Aim of the exercise: Reproduce each of the records below verbatim, line for line.

Information shown:
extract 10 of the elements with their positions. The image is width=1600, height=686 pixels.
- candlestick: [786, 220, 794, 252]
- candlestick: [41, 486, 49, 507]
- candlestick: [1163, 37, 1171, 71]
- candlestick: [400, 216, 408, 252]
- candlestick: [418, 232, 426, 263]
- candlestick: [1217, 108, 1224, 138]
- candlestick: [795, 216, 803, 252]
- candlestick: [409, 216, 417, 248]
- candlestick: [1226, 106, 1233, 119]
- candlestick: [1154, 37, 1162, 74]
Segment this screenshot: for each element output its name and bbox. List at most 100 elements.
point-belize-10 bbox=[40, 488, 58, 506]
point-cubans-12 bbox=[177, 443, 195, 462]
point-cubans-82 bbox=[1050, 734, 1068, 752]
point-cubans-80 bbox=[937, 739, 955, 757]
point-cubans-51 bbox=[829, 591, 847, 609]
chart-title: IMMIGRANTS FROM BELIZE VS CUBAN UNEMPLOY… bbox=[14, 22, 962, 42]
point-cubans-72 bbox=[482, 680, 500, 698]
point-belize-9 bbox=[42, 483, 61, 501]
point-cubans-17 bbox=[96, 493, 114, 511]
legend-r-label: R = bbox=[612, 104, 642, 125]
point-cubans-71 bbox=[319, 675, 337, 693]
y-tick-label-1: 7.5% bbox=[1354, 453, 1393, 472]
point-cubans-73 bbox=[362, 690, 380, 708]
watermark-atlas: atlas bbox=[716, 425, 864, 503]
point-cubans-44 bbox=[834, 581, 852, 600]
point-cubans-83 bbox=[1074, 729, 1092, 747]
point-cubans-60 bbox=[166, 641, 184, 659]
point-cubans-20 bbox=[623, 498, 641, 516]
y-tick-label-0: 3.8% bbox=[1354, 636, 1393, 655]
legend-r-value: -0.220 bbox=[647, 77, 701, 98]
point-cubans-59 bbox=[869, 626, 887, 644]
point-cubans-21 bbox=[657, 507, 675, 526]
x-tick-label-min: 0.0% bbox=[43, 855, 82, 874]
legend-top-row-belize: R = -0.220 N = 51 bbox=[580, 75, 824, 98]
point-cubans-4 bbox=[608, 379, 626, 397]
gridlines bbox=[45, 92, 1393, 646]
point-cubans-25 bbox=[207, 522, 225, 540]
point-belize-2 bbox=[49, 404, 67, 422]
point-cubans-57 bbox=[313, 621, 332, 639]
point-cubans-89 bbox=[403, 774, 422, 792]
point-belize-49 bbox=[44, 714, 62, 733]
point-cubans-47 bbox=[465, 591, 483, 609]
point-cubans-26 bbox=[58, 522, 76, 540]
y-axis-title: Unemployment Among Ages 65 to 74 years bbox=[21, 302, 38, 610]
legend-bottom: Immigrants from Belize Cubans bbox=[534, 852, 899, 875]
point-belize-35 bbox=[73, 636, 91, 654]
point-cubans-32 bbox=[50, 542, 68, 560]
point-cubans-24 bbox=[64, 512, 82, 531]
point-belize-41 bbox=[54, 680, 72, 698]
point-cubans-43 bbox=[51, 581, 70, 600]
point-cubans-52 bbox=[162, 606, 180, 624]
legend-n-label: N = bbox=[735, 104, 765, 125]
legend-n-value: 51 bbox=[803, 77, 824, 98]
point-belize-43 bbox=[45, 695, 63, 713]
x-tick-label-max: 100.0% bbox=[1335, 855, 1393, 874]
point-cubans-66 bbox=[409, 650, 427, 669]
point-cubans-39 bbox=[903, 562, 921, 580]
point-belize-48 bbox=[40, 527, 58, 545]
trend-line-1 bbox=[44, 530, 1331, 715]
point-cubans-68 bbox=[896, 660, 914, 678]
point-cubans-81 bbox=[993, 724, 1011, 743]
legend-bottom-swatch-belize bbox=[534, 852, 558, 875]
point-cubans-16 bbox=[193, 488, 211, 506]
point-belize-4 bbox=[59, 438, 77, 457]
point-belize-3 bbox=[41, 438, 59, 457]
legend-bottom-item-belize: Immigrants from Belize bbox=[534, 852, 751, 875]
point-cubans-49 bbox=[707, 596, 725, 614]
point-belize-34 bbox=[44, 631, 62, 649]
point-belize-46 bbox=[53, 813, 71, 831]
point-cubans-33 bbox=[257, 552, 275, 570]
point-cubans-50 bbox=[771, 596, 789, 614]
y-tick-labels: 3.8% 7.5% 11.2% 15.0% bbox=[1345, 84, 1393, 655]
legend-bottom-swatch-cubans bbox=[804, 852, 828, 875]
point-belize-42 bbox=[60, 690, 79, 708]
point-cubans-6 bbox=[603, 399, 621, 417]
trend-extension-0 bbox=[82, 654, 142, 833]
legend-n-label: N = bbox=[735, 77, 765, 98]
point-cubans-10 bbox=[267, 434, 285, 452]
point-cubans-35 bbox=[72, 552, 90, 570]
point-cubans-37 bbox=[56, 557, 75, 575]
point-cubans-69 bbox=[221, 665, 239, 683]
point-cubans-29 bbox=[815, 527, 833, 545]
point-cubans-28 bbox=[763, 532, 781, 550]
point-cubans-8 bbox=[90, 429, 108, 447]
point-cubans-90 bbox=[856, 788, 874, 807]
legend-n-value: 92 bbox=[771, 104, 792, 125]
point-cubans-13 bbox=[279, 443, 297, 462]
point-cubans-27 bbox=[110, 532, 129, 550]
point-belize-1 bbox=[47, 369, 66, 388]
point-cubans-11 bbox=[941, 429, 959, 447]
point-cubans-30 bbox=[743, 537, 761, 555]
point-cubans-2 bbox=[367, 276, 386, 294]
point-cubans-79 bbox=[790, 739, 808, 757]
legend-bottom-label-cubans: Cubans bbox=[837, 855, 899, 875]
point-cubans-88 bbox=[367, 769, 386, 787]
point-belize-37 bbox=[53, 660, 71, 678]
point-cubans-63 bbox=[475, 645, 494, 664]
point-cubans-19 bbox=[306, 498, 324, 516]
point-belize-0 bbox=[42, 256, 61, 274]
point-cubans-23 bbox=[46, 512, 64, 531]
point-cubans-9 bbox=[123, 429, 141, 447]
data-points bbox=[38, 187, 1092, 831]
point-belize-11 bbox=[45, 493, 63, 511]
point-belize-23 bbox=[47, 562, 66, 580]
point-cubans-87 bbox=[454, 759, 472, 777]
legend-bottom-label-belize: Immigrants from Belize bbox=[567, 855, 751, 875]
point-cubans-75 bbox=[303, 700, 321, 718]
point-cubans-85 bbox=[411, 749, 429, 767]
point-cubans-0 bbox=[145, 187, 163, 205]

Response to this exercise:
extract 10 of the elements with their positions. The image is width=1600, height=686 pixels.
- candlestick: [786, 220, 794, 252]
- candlestick: [41, 486, 49, 507]
- candlestick: [1163, 37, 1171, 71]
- candlestick: [400, 216, 408, 252]
- candlestick: [418, 232, 426, 263]
- candlestick: [1217, 108, 1224, 138]
- candlestick: [795, 216, 803, 252]
- candlestick: [409, 216, 417, 248]
- candlestick: [1226, 106, 1233, 119]
- candlestick: [1154, 37, 1162, 74]
Segment this screenshot: for each element output its name and bbox. List at most 100 elements.
point-belize-10 bbox=[40, 488, 58, 506]
point-cubans-12 bbox=[177, 443, 195, 462]
point-cubans-82 bbox=[1050, 734, 1068, 752]
point-cubans-80 bbox=[937, 739, 955, 757]
point-cubans-51 bbox=[829, 591, 847, 609]
chart-title: IMMIGRANTS FROM BELIZE VS CUBAN UNEMPLOY… bbox=[14, 22, 962, 42]
point-cubans-72 bbox=[482, 680, 500, 698]
point-belize-9 bbox=[42, 483, 61, 501]
point-cubans-17 bbox=[96, 493, 114, 511]
legend-r-label: R = bbox=[612, 104, 642, 125]
point-cubans-71 bbox=[319, 675, 337, 693]
y-tick-label-1: 7.5% bbox=[1354, 453, 1393, 472]
point-cubans-73 bbox=[362, 690, 380, 708]
watermark-atlas: atlas bbox=[716, 425, 864, 503]
point-cubans-44 bbox=[834, 581, 852, 600]
point-cubans-83 bbox=[1074, 729, 1092, 747]
point-cubans-60 bbox=[166, 641, 184, 659]
point-cubans-20 bbox=[623, 498, 641, 516]
y-tick-label-0: 3.8% bbox=[1354, 636, 1393, 655]
legend-r-value: -0.220 bbox=[647, 77, 701, 98]
point-cubans-59 bbox=[869, 626, 887, 644]
point-cubans-21 bbox=[657, 507, 675, 526]
x-tick-label-min: 0.0% bbox=[43, 855, 82, 874]
legend-top-row-belize: R = -0.220 N = 51 bbox=[580, 75, 824, 98]
point-cubans-4 bbox=[608, 379, 626, 397]
gridlines bbox=[45, 92, 1393, 646]
point-cubans-25 bbox=[207, 522, 225, 540]
point-belize-2 bbox=[49, 404, 67, 422]
point-cubans-57 bbox=[313, 621, 332, 639]
point-cubans-89 bbox=[403, 774, 422, 792]
point-belize-49 bbox=[44, 714, 62, 733]
point-cubans-47 bbox=[465, 591, 483, 609]
point-cubans-26 bbox=[58, 522, 76, 540]
y-axis-title: Unemployment Among Ages 65 to 74 years bbox=[21, 302, 38, 610]
legend-bottom: Immigrants from Belize Cubans bbox=[534, 852, 899, 875]
point-belize-35 bbox=[73, 636, 91, 654]
point-cubans-32 bbox=[50, 542, 68, 560]
point-cubans-24 bbox=[64, 512, 82, 531]
point-belize-41 bbox=[54, 680, 72, 698]
point-cubans-43 bbox=[51, 581, 70, 600]
point-cubans-52 bbox=[162, 606, 180, 624]
legend-n-label: N = bbox=[735, 104, 765, 125]
legend-n-value: 51 bbox=[803, 77, 824, 98]
point-belize-43 bbox=[45, 695, 63, 713]
x-tick-label-max: 100.0% bbox=[1335, 855, 1393, 874]
point-cubans-66 bbox=[409, 650, 427, 669]
point-cubans-39 bbox=[903, 562, 921, 580]
point-belize-48 bbox=[40, 527, 58, 545]
trend-line-1 bbox=[44, 530, 1331, 715]
point-cubans-68 bbox=[896, 660, 914, 678]
point-cubans-81 bbox=[993, 724, 1011, 743]
legend-bottom-swatch-belize bbox=[534, 852, 558, 875]
point-cubans-16 bbox=[193, 488, 211, 506]
point-belize-4 bbox=[59, 438, 77, 457]
point-belize-3 bbox=[41, 438, 59, 457]
legend-bottom-item-belize: Immigrants from Belize bbox=[534, 852, 751, 875]
point-cubans-49 bbox=[707, 596, 725, 614]
point-belize-34 bbox=[44, 631, 62, 649]
point-belize-46 bbox=[53, 813, 71, 831]
point-cubans-33 bbox=[257, 552, 275, 570]
point-cubans-50 bbox=[771, 596, 789, 614]
y-tick-labels: 3.8% 7.5% 11.2% 15.0% bbox=[1345, 84, 1393, 655]
legend-bottom-swatch-cubans bbox=[804, 852, 828, 875]
point-belize-42 bbox=[60, 690, 79, 708]
point-cubans-6 bbox=[603, 399, 621, 417]
trend-extension-0 bbox=[82, 654, 142, 833]
legend-n-label: N = bbox=[735, 77, 765, 98]
point-cubans-10 bbox=[267, 434, 285, 452]
point-cubans-35 bbox=[72, 552, 90, 570]
point-cubans-37 bbox=[56, 557, 75, 575]
point-cubans-69 bbox=[221, 665, 239, 683]
point-cubans-29 bbox=[815, 527, 833, 545]
point-cubans-28 bbox=[763, 532, 781, 550]
point-cubans-8 bbox=[90, 429, 108, 447]
point-cubans-90 bbox=[856, 788, 874, 807]
legend-n-value: 92 bbox=[771, 104, 792, 125]
point-cubans-13 bbox=[279, 443, 297, 462]
point-cubans-27 bbox=[110, 532, 129, 550]
point-belize-1 bbox=[47, 369, 66, 388]
point-cubans-11 bbox=[941, 429, 959, 447]
point-cubans-30 bbox=[743, 537, 761, 555]
point-cubans-2 bbox=[367, 276, 386, 294]
point-cubans-79 bbox=[790, 739, 808, 757]
legend-bottom-label-cubans: Cubans bbox=[837, 855, 899, 875]
point-cubans-88 bbox=[367, 769, 386, 787]
point-belize-37 bbox=[53, 660, 71, 678]
point-cubans-63 bbox=[475, 645, 494, 664]
point-cubans-19 bbox=[306, 498, 324, 516]
point-belize-0 bbox=[42, 256, 61, 274]
point-cubans-23 bbox=[46, 512, 64, 531]
point-cubans-9 bbox=[123, 429, 141, 447]
data-points bbox=[38, 187, 1092, 831]
point-belize-11 bbox=[45, 493, 63, 511]
point-belize-23 bbox=[47, 562, 66, 580]
point-cubans-87 bbox=[454, 759, 472, 777]
legend-bottom-label-belize: Immigrants from Belize bbox=[567, 855, 751, 875]
point-cubans-75 bbox=[303, 700, 321, 718]
point-cubans-85 bbox=[411, 749, 429, 767]
point-cubans-0 bbox=[145, 187, 163, 205]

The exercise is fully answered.